→ TASK TO COMPLETE
Extract every row below that contains the string "escape". Matching is case-sensitive.

→ MATERIAL SHOWN
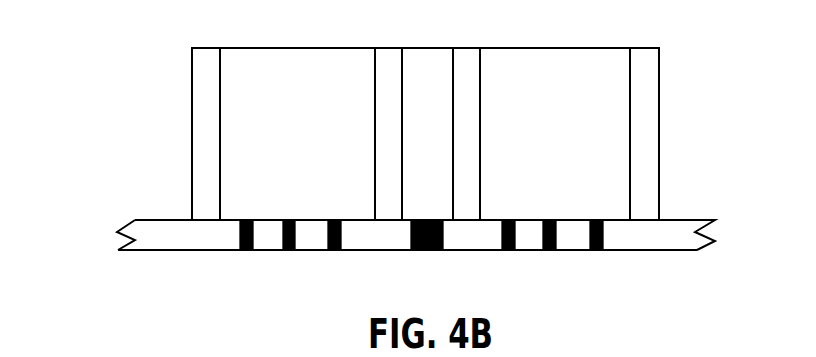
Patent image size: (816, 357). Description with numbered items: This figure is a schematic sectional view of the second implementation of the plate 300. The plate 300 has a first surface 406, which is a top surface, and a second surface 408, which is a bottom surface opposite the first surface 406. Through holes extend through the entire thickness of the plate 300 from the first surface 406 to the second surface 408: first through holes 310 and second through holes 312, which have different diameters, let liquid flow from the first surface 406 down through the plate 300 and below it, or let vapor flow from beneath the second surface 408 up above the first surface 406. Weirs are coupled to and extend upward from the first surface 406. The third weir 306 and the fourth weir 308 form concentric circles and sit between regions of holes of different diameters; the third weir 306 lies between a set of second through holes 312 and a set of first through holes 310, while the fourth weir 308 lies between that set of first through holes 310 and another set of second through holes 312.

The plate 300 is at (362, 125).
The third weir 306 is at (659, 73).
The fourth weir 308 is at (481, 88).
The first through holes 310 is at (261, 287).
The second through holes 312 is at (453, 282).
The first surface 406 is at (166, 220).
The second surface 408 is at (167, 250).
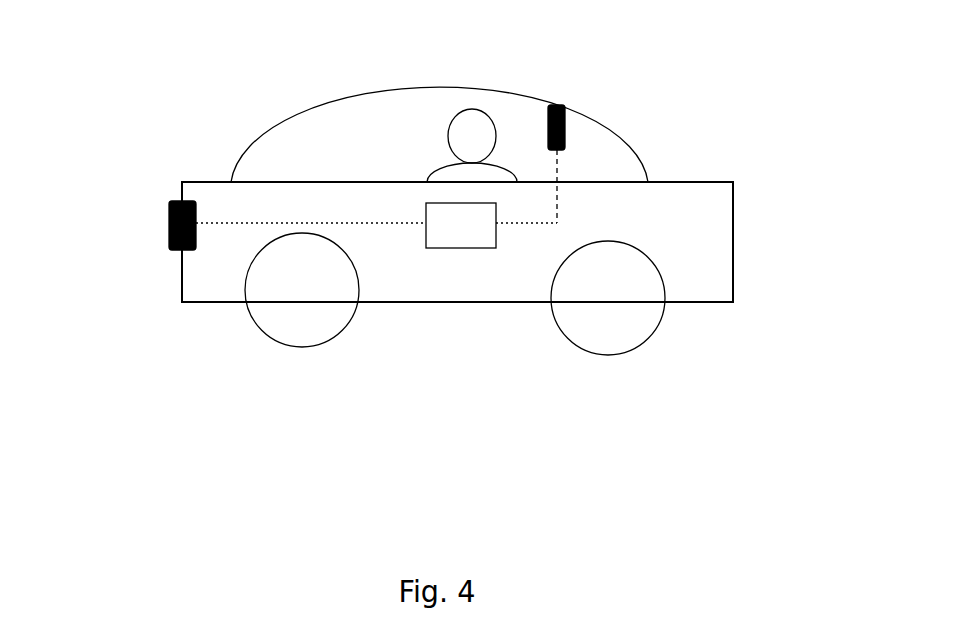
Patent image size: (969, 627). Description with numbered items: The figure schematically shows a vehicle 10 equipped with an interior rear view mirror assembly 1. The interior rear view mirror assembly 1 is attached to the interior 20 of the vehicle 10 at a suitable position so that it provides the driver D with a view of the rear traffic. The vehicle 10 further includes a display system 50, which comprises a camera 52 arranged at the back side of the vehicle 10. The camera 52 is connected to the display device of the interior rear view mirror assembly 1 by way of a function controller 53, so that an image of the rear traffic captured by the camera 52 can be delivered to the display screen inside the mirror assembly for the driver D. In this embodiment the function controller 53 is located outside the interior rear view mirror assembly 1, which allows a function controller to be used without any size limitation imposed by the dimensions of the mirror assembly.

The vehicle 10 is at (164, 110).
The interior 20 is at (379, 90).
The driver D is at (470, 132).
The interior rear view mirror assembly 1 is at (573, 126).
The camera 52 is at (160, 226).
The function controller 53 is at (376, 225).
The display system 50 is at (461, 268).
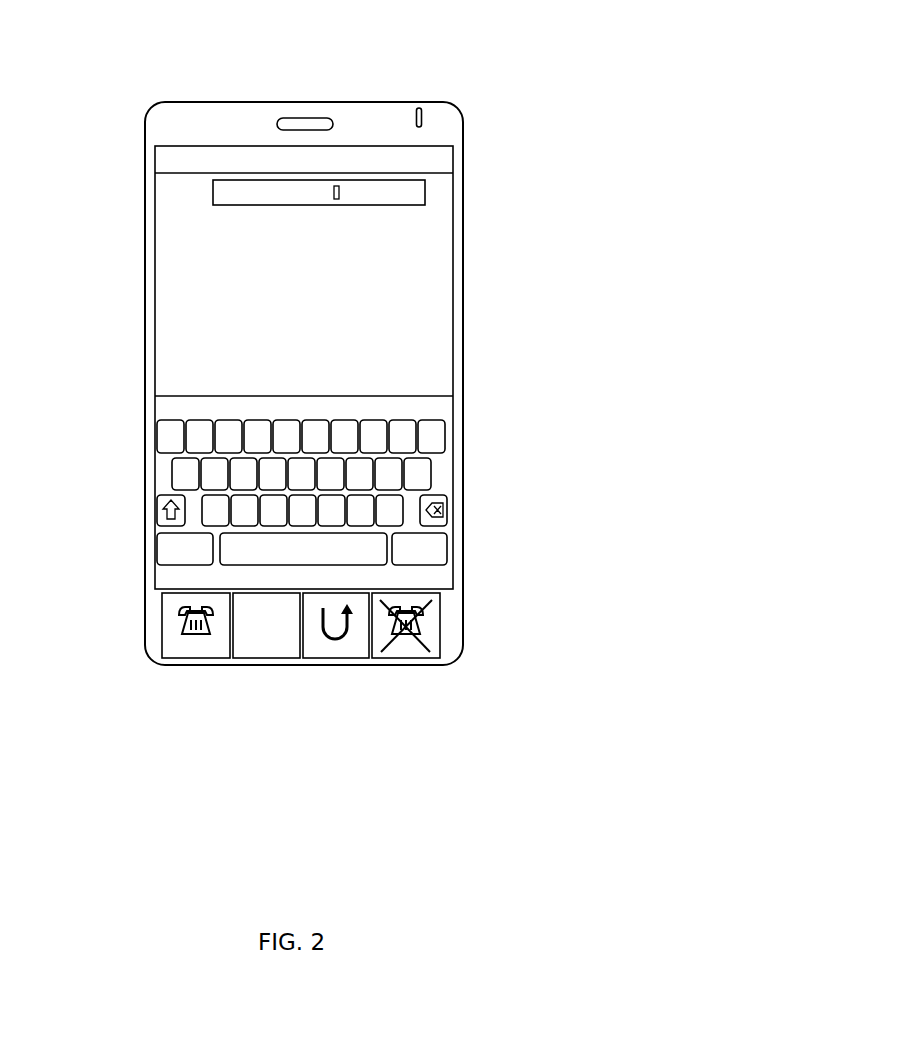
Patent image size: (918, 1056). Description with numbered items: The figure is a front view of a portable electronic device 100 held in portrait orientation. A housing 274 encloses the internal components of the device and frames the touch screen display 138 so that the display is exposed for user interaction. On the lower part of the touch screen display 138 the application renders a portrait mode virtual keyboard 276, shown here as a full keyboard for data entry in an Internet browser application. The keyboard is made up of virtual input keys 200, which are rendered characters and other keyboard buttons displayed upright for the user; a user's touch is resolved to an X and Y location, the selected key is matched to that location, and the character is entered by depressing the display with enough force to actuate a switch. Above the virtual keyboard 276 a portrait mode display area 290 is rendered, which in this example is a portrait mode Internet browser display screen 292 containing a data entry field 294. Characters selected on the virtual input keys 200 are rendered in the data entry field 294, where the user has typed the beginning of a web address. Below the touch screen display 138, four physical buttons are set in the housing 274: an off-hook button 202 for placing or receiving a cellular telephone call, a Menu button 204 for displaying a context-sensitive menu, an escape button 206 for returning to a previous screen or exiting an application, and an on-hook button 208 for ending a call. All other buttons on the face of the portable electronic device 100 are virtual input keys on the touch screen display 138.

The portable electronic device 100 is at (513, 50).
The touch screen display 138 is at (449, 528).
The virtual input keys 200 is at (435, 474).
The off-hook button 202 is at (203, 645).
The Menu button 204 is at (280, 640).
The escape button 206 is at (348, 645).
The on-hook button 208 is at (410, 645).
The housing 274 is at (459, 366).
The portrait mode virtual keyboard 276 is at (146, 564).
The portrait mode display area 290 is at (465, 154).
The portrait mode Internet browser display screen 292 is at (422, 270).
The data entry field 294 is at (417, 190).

* * *

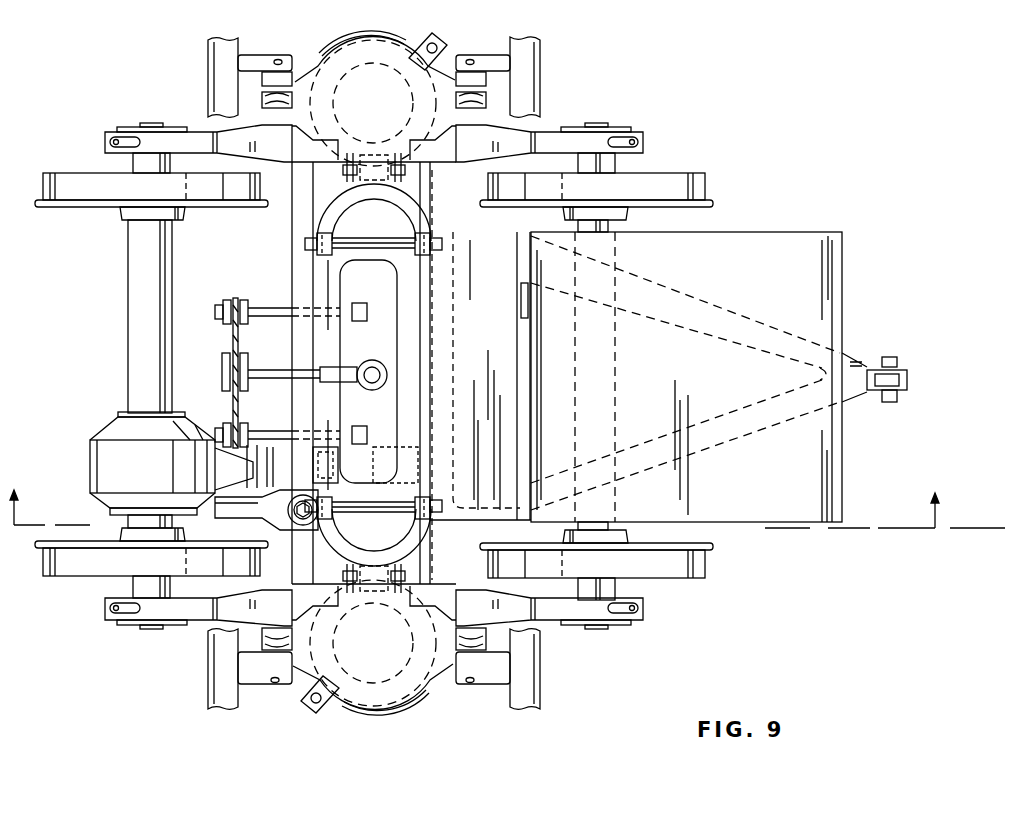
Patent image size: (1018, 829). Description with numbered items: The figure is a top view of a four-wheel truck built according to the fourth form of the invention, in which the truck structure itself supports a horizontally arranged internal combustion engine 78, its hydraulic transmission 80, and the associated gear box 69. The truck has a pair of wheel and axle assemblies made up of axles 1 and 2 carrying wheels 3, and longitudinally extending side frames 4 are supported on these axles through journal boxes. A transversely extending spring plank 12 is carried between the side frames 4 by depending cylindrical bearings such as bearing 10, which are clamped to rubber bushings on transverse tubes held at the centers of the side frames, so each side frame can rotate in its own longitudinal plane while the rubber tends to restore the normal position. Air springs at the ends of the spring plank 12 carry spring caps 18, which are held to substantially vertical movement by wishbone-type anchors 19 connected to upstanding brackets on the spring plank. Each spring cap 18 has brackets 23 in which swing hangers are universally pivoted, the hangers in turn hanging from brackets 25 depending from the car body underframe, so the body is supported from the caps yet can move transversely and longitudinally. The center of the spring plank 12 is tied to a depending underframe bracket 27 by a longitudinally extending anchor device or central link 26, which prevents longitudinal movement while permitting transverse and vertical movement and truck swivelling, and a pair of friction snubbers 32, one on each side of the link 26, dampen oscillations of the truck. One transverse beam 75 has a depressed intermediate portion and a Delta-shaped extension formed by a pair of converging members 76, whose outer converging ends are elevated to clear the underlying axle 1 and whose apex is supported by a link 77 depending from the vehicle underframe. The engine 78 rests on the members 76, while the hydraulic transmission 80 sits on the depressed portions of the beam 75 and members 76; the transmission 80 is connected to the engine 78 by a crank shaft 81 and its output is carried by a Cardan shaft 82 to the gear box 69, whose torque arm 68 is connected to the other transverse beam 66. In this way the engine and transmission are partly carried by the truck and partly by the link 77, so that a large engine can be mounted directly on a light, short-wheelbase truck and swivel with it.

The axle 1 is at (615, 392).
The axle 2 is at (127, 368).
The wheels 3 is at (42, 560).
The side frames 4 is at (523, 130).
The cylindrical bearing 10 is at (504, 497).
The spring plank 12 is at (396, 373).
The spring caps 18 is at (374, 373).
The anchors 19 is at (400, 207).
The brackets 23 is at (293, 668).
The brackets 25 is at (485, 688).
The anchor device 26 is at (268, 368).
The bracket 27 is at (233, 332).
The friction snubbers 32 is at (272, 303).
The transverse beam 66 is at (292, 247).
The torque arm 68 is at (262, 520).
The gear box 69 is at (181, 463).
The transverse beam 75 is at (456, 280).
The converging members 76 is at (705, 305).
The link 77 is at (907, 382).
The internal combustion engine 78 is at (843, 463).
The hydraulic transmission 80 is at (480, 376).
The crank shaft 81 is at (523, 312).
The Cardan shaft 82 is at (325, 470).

→ EXERCISE OUTPUT
Patent image size: (918, 1056). Description with numbered items: The figure is a front view of a portable electronic device 100 held in portrait orientation. A housing 274 encloses the internal components of the device and frames the touch screen display 138 so that the display is exposed for user interaction. On the lower part of the touch screen display 138 the application renders a portrait mode virtual keyboard 276, shown here as a full keyboard for data entry in an Internet browser application. The keyboard is made up of virtual input keys 200, which are rendered characters and other keyboard buttons displayed upright for the user; a user's touch is resolved to an X and Y location, the selected key is matched to that location, and the character is entered by depressing the display with enough force to actuate a switch. Above the virtual keyboard 276 a portrait mode display area 290 is rendered, which in this example is a portrait mode Internet browser display screen 292 containing a data entry field 294. Characters selected on the virtual input keys 200 are rendered in the data entry field 294, where the user has typed the beginning of a web address. Below the touch screen display 138, four physical buttons are set in the housing 274: an off-hook button 202 for placing or receiving a cellular telephone call, a Menu button 204 for displaying a context-sensitive menu, an escape button 206 for returning to a previous screen or exiting an application, and an on-hook button 208 for ending a call. All other buttons on the face of the portable electronic device 100 are virtual input keys on the touch screen display 138.
The escape button 206 is at (348, 645).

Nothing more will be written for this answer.